===== Input records =====
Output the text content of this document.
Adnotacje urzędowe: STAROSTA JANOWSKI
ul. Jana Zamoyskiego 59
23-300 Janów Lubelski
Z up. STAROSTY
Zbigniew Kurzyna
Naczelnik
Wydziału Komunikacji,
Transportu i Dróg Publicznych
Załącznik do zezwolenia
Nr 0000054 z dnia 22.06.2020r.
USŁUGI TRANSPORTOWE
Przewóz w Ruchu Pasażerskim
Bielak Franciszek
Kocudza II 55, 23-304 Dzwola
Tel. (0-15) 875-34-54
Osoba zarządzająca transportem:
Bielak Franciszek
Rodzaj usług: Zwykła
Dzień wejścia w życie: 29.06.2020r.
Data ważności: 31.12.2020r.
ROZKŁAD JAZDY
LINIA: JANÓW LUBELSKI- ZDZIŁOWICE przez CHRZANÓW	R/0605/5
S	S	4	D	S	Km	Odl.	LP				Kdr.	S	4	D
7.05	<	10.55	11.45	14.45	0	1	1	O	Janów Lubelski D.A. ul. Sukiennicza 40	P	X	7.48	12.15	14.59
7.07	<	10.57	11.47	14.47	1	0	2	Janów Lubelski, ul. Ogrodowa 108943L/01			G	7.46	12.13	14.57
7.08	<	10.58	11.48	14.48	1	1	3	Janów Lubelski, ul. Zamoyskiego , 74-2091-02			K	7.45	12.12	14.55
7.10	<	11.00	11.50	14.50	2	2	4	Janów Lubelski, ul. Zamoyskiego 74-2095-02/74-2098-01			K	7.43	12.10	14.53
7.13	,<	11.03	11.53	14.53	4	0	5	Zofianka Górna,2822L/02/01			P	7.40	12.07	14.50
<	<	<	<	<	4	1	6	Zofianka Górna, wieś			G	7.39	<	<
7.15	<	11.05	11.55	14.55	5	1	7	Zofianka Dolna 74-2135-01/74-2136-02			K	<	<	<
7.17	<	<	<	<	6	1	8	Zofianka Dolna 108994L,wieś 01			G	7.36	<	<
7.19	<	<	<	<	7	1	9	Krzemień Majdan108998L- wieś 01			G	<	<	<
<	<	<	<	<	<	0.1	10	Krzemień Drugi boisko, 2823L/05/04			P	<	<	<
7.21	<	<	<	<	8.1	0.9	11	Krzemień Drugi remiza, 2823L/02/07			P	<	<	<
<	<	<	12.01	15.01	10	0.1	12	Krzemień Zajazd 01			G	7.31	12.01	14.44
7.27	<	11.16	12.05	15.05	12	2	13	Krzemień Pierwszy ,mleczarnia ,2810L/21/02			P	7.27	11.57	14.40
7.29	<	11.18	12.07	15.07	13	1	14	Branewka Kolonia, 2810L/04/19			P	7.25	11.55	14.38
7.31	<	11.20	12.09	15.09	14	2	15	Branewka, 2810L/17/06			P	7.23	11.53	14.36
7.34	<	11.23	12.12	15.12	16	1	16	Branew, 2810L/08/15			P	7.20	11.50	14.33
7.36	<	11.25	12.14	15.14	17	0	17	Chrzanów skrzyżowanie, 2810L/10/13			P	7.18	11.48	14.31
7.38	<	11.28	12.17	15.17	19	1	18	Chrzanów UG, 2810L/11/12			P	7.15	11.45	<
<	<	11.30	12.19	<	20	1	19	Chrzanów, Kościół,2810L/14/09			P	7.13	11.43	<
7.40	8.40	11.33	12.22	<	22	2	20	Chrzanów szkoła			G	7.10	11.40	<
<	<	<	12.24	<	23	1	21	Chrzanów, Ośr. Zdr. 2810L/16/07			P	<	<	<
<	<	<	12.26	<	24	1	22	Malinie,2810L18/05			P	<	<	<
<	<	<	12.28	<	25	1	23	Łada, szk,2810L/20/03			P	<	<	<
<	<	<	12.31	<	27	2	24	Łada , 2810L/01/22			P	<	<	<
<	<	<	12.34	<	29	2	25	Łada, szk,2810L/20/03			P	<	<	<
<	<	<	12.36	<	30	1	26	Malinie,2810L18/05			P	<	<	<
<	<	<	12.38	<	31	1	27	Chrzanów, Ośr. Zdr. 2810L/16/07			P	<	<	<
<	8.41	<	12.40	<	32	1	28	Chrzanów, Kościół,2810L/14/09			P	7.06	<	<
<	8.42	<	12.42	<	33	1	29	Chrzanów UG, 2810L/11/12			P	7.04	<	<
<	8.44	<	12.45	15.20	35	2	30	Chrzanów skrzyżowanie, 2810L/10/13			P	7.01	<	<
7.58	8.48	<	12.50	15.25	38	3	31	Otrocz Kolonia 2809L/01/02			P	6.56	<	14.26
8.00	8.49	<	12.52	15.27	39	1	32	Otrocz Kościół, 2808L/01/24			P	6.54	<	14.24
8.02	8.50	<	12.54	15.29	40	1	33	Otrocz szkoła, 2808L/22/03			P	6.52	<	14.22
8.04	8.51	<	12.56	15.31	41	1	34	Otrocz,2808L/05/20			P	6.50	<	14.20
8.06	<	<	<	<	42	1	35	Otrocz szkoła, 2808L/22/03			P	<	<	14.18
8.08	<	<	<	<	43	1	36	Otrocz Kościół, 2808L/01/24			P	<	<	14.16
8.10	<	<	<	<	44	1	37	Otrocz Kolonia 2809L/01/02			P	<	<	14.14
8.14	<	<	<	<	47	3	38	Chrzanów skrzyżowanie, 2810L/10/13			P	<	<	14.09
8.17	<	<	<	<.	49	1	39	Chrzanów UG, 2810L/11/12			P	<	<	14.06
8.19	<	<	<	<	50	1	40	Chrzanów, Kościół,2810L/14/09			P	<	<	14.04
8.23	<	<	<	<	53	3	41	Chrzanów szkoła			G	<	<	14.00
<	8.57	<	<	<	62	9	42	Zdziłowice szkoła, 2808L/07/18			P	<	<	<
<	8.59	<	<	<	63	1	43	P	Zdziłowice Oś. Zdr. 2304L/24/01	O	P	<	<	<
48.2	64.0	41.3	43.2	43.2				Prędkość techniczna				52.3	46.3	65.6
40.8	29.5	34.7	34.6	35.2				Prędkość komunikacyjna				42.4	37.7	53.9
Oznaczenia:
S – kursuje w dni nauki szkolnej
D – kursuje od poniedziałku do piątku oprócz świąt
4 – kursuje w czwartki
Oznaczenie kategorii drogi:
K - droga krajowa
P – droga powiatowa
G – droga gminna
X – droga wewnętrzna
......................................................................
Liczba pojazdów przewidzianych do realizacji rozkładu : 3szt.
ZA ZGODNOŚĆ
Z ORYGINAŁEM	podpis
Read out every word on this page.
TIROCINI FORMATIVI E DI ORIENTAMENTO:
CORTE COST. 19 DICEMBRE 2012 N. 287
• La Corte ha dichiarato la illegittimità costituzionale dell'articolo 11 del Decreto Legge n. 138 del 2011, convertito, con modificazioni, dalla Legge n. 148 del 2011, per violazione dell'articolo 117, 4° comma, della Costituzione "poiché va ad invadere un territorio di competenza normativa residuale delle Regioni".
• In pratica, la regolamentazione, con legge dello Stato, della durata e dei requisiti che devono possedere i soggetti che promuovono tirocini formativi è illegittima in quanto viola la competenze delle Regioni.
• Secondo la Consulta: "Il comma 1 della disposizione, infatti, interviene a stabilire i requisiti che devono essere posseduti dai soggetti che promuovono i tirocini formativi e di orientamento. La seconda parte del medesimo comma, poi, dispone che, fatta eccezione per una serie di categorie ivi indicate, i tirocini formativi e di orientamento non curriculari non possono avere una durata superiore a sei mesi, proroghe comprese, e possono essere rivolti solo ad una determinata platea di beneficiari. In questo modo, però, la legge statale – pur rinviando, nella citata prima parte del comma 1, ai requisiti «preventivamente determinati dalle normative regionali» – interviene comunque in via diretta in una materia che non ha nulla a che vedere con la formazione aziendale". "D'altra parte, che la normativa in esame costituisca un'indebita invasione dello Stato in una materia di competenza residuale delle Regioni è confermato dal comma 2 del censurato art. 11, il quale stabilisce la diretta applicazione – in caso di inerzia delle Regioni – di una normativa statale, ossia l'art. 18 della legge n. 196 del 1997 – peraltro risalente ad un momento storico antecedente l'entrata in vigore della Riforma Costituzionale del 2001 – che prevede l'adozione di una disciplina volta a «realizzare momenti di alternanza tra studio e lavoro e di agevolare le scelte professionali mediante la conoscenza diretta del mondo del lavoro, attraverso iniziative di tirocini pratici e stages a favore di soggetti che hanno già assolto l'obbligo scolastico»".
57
=====
▸ **Work to do**
Write out, word for word, the line containing "Read out every word on this page." and every line after it to the end of the data above.

▸ **Response for this exercise**
Read out every word on this page.
TIROCINI FORMATIVI E DI ORIENTAMENTO:
CORTE COST. 19 DICEMBRE 2012 N. 287
• La Corte ha dichiarato la illegittimità costituzionale dell'articolo 11 del Decreto Legge n. 138 del 2011, convertito, con modificazioni, dalla Legge n. 148 del 2011, per violazione dell'articolo 117, 4° comma, della Costituzione "poiché va ad invadere un territorio di competenza normativa residuale delle Regioni".
• In pratica, la regolamentazione, con legge dello Stato, della durata e dei requisiti che devono possedere i soggetti che promuovono tirocini formativi è illegittima in quanto viola la competenze delle Regioni.
• Secondo la Consulta: "Il comma 1 della disposizione, infatti, interviene a stabilire i requisiti che devono essere posseduti dai soggetti che promuovono i tirocini formativi e di orientamento. La seconda parte del medesimo comma, poi, dispone che, fatta eccezione per una serie di categorie ivi indicate, i tirocini formativi e di orientamento non curriculari non possono avere una durata superiore a sei mesi, proroghe comprese, e possono essere rivolti solo ad una determinata platea di beneficiari. In questo modo, però, la legge statale – pur rinviando, nella citata prima parte del comma 1, ai requisiti «preventivamente determinati dalle normative regionali» – interviene comunque in via diretta in una materia che non ha nulla a che vedere con la formazione aziendale". "D'altra parte, che la normativa in esame costituisca un'indebita invasione dello Stato in una materia di competenza residuale delle Regioni è confermato dal comma 2 del censurato art. 11, il quale stabilisce la diretta applicazione – in caso di inerzia delle Regioni – di una normativa statale, ossia l'art. 18 della legge n. 196 del 1997 – peraltro risalente ad un momento storico antecedente l'entrata in vigore della Riforma Costituzionale del 2001 – che prevede l'adozione di una disciplina volta a «realizzare momenti di alternanza tra studio e lavoro e di agevolare le scelte professionali mediante la conoscenza diretta del mondo del lavoro, attraverso iniziative di tirocini pratici e stages a favore di soggetti che hanno già assolto l'obbligo scolastico»".
57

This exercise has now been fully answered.